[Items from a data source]
────────

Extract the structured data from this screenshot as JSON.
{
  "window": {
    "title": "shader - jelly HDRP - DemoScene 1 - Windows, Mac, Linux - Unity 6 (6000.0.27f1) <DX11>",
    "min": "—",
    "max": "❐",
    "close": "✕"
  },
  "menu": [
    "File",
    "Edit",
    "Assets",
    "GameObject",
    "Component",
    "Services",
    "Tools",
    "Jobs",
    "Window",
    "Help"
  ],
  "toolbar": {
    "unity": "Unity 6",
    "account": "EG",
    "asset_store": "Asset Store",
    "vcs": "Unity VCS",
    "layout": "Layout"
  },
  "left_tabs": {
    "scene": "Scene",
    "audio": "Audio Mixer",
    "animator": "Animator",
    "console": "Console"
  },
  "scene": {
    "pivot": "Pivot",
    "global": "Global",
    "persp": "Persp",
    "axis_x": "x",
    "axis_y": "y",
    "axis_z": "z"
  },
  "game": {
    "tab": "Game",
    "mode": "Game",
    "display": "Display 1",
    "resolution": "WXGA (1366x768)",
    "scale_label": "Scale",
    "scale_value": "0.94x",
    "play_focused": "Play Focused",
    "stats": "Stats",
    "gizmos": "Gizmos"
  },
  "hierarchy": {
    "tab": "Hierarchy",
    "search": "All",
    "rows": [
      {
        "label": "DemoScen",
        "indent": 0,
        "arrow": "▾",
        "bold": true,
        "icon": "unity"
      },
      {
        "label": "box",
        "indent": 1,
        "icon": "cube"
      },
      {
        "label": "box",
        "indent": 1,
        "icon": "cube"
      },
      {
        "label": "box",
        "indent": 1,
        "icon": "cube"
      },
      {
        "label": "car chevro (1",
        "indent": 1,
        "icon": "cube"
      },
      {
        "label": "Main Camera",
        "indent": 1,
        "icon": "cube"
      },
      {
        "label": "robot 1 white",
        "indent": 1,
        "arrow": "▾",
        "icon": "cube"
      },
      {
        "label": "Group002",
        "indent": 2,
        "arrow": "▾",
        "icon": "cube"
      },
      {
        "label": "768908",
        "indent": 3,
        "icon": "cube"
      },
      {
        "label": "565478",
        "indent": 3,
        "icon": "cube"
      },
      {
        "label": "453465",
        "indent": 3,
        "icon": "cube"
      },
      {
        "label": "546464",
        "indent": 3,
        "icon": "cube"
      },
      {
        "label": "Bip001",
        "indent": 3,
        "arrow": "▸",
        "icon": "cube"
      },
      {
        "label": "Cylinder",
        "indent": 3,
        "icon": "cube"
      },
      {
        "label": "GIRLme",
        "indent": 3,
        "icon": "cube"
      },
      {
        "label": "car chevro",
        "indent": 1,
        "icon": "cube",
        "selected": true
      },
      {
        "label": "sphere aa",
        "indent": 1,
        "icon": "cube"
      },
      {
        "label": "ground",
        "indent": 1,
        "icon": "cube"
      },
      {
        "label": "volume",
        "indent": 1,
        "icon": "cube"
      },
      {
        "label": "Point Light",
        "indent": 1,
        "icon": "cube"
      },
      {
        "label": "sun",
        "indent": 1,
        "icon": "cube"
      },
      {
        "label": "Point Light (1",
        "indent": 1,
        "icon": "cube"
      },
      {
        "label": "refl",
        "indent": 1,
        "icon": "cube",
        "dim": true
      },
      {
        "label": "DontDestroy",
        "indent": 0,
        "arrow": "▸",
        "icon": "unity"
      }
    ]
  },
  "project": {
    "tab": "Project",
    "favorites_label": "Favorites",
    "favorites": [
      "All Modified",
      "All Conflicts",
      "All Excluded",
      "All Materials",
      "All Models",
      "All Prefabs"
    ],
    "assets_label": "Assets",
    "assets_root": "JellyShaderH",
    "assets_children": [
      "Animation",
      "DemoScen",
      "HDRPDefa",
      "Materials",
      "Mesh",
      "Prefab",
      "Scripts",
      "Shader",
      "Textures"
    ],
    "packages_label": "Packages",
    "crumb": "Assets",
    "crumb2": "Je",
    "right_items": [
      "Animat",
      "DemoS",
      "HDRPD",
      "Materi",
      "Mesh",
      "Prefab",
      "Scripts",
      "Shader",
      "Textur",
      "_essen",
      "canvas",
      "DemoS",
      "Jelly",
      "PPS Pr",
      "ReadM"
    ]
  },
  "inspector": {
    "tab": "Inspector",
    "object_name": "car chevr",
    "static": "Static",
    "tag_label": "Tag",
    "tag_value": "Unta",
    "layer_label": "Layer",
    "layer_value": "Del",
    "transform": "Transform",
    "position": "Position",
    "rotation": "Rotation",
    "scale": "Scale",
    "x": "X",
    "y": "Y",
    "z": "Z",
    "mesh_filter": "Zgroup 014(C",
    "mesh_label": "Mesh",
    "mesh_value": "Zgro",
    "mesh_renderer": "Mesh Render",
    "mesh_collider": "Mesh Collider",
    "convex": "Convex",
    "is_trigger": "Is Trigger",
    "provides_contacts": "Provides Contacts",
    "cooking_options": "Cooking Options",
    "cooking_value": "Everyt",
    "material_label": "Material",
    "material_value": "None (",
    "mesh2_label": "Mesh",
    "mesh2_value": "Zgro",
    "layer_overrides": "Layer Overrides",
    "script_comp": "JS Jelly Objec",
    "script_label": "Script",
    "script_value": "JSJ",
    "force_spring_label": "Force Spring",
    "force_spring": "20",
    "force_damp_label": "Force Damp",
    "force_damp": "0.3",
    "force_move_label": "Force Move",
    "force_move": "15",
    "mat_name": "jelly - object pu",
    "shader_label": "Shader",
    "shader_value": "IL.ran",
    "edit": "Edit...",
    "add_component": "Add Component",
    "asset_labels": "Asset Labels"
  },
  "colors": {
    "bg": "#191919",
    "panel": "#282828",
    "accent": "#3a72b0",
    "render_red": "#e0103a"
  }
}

────────

> [GIVEN TASK] Output all preceding records character for character.

> [FINAL RESULT]
Extract the structured data from this screenshot as JSON.
{
  "window": {
    "title": "shader - jelly HDRP - DemoScene 1 - Windows, Mac, Linux - Unity 6 (6000.0.27f1) <DX11>",
    "min": "—",
    "max": "❐",
    "close": "✕"
  },
  "menu": [
    "File",
    "Edit",
    "Assets",
    "GameObject",
    "Component",
    "Services",
    "Tools",
    "Jobs",
    "Window",
    "Help"
  ],
  "toolbar": {
    "unity": "Unity 6",
    "account": "EG",
    "asset_store": "Asset Store",
    "vcs": "Unity VCS",
    "layout": "Layout"
  },
  "left_tabs": {
    "scene": "Scene",
    "audio": "Audio Mixer",
    "animator": "Animator",
    "console": "Console"
  },
  "scene": {
    "pivot": "Pivot",
    "global": "Global",
    "persp": "Persp",
    "axis_x": "x",
    "axis_y": "y",
    "axis_z": "z"
  },
  "game": {
    "tab": "Game",
    "mode": "Game",
    "display": "Display 1",
    "resolution": "WXGA (1366x768)",
    "scale_label": "Scale",
    "scale_value": "0.94x",
    "play_focused": "Play Focused",
    "stats": "Stats",
    "gizmos": "Gizmos"
  },
  "hierarchy": {
    "tab": "Hierarchy",
    "search": "All",
    "rows": [
      {
        "label": "DemoScen",
        "indent": 0,
        "arrow": "▾",
        "bold": true,
        "icon": "unity"
      },
      {
        "label": "box",
        "indent": 1,
        "icon": "cube"
      },
      {
        "label": "box",
        "indent": 1,
        "icon": "cube"
      },
      {
        "label": "box",
        "indent": 1,
        "icon": "cube"
      },
      {
        "label": "car chevro (1",
        "indent": 1,
        "icon": "cube"
      },
      {
        "label": "Main Camera",
        "indent": 1,
        "icon": "cube"
      },
      {
        "label": "robot 1 white",
        "indent": 1,
        "arrow": "▾",
        "icon": "cube"
      },
      {
        "label": "Group002",
        "indent": 2,
        "arrow": "▾",
        "icon": "cube"
      },
      {
        "label": "768908",
        "indent": 3,
        "icon": "cube"
      },
      {
        "label": "565478",
        "indent": 3,
        "icon": "cube"
      },
      {
        "label": "453465",
        "indent": 3,
        "icon": "cube"
      },
      {
        "label": "546464",
        "indent": 3,
        "icon": "cube"
      },
      {
        "label": "Bip001",
        "indent": 3,
        "arrow": "▸",
        "icon": "cube"
      },
      {
        "label": "Cylinder",
        "indent": 3,
        "icon": "cube"
      },
      {
        "label": "GIRLme",
        "indent": 3,
        "icon": "cube"
      },
      {
        "label": "car chevro",
        "indent": 1,
        "icon": "cube",
        "selected": true
      },
      {
        "label": "sphere aa",
        "indent": 1,
        "icon": "cube"
      },
      {
        "label": "ground",
        "indent": 1,
        "icon": "cube"
      },
      {
        "label": "volume",
        "indent": 1,
        "icon": "cube"
      },
      {
        "label": "Point Light",
        "indent": 1,
        "icon": "cube"
      },
      {
        "label": "sun",
        "indent": 1,
        "icon": "cube"
      },
      {
        "label": "Point Light (1",
        "indent": 1,
        "icon": "cube"
      },
      {
        "label": "refl",
        "indent": 1,
        "icon": "cube",
        "dim": true
      },
      {
        "label": "DontDestroy",
        "indent": 0,
        "arrow": "▸",
        "icon": "unity"
      }
    ]
  },
  "project": {
    "tab": "Project",
    "favorites_label": "Favorites",
    "favorites": [
      "All Modified",
      "All Conflicts",
      "All Excluded",
      "All Materials",
      "All Models",
      "All Prefabs"
    ],
    "assets_label": "Assets",
    "assets_root": "JellyShaderH",
    "assets_children": [
      "Animation",
      "DemoScen",
      "HDRPDefa",
      "Materials",
      "Mesh",
      "Prefab",
      "Scripts",
      "Shader",
      "Textures"
    ],
    "packages_label": "Packages",
    "crumb": "Assets",
    "crumb2": "Je",
    "right_items": [
      "Animat",
      "DemoS",
      "HDRPD",
      "Materi",
      "Mesh",
      "Prefab",
      "Scripts",
      "Shader",
      "Textur",
      "_essen",
      "canvas",
      "DemoS",
      "Jelly",
      "PPS Pr",
      "ReadM"
    ]
  },
  "inspector": {
    "tab": "Inspector",
    "object_name": "car chevr",
    "static": "Static",
    "tag_label": "Tag",
    "tag_value": "Unta",
    "layer_label": "Layer",
    "layer_value": "Del",
    "transform": "Transform",
    "position": "Position",
    "rotation": "Rotation",
    "scale": "Scale",
    "x": "X",
    "y": "Y",
    "z": "Z",
    "mesh_filter": "Zgroup 014(C",
    "mesh_label": "Mesh",
    "mesh_value": "Zgro",
    "mesh_renderer": "Mesh Render",
    "mesh_collider": "Mesh Collider",
    "convex": "Convex",
    "is_trigger": "Is Trigger",
    "provides_contacts": "Provides Contacts",
    "cooking_options": "Cooking Options",
    "cooking_value": "Everyt",
    "material_label": "Material",
    "material_value": "None (",
    "mesh2_label": "Mesh",
    "mesh2_value": "Zgro",
    "layer_overrides": "Layer Overrides",
    "script_comp": "JS Jelly Objec",
    "script_label": "Script",
    "script_value": "JSJ",
    "force_spring_label": "Force Spring",
    "force_spring": "20",
    "force_damp_label": "Force Damp",
    "force_damp": "0.3",
    "force_move_label": "Force Move",
    "force_move": "15",
    "mat_name": "jelly - object pu",
    "shader_label": "Shader",
    "shader_value": "IL.ran",
    "edit": "Edit...",
    "add_component": "Add Component",
    "asset_labels": "Asset Labels"
  },
  "colors": {
    "bg": "#191919",
    "panel": "#282828",
    "accent": "#3a72b0",
    "render_red": "#e0103a"
  }
}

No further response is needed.